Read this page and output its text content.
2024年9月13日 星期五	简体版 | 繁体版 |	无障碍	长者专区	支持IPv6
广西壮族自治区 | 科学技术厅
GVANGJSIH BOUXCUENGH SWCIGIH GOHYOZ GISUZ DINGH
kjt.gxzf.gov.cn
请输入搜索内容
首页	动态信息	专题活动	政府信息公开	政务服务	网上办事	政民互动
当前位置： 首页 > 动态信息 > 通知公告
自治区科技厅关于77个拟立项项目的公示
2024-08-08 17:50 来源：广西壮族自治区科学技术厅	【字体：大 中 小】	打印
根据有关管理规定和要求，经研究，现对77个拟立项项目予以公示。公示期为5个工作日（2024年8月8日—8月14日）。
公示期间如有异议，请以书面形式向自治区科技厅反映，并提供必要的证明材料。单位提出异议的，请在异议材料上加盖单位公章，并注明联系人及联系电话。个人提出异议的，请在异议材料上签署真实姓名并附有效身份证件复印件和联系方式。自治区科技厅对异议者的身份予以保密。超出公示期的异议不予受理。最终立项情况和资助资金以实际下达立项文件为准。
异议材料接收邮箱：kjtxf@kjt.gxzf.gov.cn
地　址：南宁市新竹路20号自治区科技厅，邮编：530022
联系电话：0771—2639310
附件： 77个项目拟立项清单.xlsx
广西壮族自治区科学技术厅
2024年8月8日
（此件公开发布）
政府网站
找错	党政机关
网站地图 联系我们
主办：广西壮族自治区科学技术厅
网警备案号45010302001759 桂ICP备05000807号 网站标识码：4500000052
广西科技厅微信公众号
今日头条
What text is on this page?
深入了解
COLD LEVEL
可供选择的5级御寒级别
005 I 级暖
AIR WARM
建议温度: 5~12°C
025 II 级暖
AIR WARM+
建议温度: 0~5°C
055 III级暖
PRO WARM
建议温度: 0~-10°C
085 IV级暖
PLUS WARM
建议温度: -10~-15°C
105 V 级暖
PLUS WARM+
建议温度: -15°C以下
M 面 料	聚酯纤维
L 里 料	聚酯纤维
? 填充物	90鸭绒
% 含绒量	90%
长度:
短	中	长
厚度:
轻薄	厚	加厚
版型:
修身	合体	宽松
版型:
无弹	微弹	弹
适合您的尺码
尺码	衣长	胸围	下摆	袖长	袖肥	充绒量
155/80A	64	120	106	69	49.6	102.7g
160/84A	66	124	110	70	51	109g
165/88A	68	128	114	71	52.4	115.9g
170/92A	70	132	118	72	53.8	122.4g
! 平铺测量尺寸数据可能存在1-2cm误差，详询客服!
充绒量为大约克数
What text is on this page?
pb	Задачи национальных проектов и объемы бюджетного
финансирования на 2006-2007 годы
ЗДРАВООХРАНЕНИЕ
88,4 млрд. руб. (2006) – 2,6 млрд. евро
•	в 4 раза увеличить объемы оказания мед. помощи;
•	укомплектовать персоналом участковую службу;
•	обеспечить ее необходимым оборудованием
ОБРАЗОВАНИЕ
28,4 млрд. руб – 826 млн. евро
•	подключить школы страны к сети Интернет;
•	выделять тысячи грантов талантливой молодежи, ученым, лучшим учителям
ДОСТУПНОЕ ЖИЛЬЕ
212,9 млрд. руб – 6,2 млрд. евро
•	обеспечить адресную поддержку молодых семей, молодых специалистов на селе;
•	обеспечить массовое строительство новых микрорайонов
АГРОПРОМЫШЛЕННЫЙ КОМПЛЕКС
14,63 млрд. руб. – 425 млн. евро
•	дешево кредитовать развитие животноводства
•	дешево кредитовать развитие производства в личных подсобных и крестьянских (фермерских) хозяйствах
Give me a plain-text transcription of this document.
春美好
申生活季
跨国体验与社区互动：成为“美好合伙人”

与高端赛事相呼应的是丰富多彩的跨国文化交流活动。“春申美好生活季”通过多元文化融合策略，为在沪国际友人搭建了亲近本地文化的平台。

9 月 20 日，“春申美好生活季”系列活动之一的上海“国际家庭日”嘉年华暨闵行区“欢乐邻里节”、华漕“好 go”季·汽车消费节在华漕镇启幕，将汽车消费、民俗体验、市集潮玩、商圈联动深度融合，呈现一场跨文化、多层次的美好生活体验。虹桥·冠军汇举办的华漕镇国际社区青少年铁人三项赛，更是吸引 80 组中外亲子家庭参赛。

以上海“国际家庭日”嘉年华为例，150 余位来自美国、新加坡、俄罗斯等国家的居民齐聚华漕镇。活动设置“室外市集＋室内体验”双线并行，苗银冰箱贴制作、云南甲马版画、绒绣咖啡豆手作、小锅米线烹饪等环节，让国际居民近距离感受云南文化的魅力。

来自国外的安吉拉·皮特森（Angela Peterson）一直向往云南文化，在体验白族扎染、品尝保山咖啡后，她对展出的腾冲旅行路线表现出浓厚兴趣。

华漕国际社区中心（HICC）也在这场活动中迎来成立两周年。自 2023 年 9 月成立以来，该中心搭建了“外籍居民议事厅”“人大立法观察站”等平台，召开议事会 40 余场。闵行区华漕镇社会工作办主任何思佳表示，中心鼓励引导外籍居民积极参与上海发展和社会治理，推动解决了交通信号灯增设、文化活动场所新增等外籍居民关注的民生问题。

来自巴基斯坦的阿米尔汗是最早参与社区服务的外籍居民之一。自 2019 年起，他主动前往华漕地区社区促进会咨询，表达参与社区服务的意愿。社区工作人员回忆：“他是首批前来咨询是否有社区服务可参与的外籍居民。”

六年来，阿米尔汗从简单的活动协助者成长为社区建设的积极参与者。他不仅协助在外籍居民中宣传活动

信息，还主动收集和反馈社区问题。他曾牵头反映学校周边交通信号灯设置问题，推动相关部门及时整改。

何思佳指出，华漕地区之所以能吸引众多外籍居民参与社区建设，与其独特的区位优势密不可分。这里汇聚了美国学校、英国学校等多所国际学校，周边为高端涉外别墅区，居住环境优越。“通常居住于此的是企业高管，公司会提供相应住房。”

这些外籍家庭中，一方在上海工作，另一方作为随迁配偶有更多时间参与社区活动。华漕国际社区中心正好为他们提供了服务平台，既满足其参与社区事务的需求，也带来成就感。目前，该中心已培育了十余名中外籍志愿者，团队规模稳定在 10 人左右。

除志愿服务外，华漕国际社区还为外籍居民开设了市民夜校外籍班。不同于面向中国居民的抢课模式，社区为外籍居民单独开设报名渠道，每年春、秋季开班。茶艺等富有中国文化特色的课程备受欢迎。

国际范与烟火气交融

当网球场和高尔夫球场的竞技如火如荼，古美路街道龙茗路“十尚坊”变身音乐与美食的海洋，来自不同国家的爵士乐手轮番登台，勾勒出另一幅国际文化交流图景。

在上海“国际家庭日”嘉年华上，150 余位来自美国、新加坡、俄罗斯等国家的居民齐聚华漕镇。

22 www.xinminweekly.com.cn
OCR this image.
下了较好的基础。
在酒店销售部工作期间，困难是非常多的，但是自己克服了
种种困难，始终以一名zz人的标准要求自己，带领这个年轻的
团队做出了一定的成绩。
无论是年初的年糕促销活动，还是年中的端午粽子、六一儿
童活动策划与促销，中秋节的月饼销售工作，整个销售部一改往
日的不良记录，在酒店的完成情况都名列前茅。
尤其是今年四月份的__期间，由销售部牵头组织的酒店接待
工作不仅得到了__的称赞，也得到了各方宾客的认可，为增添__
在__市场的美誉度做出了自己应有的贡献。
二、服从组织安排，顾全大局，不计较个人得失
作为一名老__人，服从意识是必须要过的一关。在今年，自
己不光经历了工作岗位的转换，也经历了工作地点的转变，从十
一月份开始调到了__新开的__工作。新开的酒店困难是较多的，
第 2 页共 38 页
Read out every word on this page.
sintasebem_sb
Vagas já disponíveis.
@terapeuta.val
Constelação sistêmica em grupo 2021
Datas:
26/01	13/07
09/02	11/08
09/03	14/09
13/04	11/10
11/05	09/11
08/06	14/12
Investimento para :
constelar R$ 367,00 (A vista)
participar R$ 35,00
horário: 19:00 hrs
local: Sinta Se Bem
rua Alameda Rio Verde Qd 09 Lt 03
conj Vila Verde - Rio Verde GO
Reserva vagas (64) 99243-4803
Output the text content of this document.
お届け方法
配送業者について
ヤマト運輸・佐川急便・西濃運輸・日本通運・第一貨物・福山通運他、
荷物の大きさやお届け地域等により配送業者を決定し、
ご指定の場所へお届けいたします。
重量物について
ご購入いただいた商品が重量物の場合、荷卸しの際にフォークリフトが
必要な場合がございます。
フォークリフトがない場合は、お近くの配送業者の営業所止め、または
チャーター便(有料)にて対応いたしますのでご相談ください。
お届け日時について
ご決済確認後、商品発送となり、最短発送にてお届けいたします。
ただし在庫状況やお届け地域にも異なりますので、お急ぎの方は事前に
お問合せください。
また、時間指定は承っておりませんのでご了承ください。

• STATED TASK: Say how many lines of the data include the word "page". Respond with the number alone.

• RESPONSE TO THE TASK: 4